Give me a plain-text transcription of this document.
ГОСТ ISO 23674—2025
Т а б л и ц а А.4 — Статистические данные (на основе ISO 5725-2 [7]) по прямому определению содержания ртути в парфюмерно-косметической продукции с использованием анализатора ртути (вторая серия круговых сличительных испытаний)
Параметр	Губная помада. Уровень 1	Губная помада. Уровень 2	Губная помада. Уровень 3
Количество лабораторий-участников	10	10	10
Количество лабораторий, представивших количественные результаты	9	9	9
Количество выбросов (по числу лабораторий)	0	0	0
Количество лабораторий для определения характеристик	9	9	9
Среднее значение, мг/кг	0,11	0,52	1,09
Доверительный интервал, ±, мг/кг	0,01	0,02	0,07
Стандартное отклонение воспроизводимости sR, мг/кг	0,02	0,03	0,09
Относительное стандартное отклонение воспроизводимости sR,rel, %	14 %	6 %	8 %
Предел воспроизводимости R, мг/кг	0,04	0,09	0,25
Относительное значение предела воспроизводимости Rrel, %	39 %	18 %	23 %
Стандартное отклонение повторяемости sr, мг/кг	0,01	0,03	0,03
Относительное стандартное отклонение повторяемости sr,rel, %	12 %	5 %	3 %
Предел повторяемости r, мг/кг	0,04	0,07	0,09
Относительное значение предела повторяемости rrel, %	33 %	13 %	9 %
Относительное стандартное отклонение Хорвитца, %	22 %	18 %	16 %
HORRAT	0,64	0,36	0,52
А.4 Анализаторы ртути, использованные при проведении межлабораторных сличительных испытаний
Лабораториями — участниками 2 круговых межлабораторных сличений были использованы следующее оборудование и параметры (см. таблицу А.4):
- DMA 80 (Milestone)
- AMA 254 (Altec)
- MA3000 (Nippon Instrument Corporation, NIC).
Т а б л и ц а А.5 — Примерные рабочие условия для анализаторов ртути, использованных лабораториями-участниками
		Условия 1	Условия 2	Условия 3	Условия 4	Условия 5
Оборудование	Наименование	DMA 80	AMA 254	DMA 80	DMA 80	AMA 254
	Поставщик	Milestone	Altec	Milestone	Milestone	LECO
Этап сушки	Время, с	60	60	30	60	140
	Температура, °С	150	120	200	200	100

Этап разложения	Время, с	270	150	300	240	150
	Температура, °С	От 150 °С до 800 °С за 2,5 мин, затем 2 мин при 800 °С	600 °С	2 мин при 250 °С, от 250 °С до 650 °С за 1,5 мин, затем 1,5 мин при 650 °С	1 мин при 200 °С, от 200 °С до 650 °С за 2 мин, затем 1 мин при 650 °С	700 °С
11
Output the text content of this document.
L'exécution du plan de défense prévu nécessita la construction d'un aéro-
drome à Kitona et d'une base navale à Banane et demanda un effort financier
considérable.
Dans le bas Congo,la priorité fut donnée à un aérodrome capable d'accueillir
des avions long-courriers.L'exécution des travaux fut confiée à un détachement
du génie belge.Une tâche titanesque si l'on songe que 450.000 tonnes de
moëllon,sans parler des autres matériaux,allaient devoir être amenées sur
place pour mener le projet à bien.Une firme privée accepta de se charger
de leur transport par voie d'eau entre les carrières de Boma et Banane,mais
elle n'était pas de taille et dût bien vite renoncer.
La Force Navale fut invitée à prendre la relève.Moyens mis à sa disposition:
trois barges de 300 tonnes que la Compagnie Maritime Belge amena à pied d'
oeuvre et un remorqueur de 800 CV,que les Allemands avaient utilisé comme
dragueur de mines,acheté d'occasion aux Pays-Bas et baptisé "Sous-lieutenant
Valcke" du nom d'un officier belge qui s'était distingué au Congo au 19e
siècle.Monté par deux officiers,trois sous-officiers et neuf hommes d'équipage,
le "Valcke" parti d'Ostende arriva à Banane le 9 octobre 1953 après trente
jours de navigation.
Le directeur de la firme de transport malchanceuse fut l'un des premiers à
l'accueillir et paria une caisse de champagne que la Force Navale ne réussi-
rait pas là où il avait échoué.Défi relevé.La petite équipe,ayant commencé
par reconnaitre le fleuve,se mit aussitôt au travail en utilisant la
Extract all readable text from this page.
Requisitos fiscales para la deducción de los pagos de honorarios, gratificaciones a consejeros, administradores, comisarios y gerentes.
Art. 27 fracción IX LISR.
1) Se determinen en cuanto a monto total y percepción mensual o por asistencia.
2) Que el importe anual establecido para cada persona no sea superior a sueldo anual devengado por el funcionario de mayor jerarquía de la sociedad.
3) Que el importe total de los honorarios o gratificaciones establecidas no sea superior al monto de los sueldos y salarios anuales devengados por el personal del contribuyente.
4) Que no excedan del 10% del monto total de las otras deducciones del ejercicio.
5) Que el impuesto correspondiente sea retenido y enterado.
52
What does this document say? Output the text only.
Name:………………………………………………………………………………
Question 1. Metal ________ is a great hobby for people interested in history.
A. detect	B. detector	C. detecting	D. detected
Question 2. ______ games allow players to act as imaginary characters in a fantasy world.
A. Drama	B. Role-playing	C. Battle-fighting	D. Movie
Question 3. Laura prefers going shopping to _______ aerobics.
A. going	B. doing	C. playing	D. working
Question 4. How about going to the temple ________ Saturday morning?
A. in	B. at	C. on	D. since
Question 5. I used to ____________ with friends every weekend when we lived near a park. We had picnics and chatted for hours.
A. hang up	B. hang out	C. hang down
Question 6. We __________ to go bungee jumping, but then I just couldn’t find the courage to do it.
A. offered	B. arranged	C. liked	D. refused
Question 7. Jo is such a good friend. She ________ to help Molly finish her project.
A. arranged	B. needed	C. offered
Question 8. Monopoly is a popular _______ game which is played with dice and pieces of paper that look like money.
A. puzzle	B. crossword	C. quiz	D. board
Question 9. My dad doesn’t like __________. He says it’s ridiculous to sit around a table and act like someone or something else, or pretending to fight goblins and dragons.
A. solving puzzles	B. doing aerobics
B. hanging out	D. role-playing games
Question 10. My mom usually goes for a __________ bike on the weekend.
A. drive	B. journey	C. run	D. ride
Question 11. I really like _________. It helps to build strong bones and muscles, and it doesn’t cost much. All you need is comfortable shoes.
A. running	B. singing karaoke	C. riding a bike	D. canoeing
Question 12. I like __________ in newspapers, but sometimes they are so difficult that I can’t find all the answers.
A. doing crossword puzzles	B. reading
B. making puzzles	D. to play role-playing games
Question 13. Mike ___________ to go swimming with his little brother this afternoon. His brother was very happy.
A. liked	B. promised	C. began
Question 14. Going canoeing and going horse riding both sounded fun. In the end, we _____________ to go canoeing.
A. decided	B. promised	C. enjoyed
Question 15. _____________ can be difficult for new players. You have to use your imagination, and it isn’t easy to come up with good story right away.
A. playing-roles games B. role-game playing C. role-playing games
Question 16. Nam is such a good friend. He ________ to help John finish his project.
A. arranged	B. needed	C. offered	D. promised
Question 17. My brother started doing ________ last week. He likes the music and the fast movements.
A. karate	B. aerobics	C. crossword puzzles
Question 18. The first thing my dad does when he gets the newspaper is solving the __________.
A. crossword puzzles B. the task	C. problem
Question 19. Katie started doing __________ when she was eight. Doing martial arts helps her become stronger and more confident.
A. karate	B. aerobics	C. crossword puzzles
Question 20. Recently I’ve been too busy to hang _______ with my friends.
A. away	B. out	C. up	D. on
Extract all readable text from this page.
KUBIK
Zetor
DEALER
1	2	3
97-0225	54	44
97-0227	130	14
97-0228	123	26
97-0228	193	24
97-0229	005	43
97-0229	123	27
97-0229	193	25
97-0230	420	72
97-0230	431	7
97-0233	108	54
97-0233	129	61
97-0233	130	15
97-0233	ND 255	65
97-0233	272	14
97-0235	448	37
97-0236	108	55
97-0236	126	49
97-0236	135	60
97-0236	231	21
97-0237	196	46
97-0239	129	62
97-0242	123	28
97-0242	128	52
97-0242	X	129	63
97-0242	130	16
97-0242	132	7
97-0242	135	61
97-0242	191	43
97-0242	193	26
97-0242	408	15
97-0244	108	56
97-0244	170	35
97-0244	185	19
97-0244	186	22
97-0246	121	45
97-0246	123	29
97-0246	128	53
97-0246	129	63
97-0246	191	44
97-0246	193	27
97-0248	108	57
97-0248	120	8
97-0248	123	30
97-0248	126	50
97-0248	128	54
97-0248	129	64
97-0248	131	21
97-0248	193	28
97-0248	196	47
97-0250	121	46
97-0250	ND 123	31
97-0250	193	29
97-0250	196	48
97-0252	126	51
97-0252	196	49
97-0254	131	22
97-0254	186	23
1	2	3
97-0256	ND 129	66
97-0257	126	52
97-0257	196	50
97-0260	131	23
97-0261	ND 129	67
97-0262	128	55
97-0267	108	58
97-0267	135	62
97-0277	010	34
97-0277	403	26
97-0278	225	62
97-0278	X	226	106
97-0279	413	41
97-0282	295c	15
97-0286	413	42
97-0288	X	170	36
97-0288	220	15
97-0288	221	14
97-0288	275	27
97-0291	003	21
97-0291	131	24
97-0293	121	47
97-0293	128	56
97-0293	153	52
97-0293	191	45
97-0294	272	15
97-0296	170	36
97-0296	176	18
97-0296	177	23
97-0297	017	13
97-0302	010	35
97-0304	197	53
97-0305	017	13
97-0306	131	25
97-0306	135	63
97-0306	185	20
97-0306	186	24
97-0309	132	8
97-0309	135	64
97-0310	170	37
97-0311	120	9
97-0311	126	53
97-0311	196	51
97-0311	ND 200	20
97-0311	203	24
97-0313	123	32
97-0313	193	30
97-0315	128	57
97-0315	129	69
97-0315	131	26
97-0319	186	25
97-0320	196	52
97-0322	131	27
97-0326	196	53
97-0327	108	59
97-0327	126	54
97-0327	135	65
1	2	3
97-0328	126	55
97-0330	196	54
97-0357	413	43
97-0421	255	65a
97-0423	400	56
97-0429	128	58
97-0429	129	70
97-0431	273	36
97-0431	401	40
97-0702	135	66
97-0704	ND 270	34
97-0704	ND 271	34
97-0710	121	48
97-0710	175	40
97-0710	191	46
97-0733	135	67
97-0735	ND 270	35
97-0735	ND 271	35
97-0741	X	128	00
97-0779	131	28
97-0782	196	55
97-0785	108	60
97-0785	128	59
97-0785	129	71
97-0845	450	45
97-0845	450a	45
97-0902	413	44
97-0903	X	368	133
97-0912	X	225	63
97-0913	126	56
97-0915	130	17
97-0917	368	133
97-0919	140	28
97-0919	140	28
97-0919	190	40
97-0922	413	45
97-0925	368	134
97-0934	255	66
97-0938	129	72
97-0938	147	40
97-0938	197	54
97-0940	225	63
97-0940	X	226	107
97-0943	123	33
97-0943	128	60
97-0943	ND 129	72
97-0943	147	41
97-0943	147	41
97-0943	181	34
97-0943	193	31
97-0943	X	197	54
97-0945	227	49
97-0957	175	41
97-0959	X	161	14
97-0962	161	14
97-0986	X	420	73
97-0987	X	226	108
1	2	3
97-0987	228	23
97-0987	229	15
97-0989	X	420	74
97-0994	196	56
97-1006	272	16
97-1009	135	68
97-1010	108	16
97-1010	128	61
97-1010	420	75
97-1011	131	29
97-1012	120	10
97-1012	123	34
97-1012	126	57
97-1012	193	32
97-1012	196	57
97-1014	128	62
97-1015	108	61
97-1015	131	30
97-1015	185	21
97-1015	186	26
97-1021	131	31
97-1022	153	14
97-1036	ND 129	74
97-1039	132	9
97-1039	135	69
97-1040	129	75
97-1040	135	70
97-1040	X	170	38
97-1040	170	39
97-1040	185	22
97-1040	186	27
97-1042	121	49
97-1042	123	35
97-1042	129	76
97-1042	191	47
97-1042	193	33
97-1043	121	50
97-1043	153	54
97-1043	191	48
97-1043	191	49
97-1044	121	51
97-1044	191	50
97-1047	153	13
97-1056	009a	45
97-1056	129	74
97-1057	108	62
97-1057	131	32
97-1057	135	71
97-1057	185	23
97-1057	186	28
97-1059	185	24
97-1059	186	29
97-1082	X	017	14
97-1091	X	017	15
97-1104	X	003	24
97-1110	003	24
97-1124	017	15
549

_EXERCISE TASK_
Look through the data above. Find each line with the string "Valcke" and copy it.

_OUTPUT FOR THIS EXERCISE_
Valcke" du nom d'un officier belge qui s'était distingué au Congo au 19e
le "Valcke" parti d'Ostende arriva à Banane le 9 octobre 1953 après trente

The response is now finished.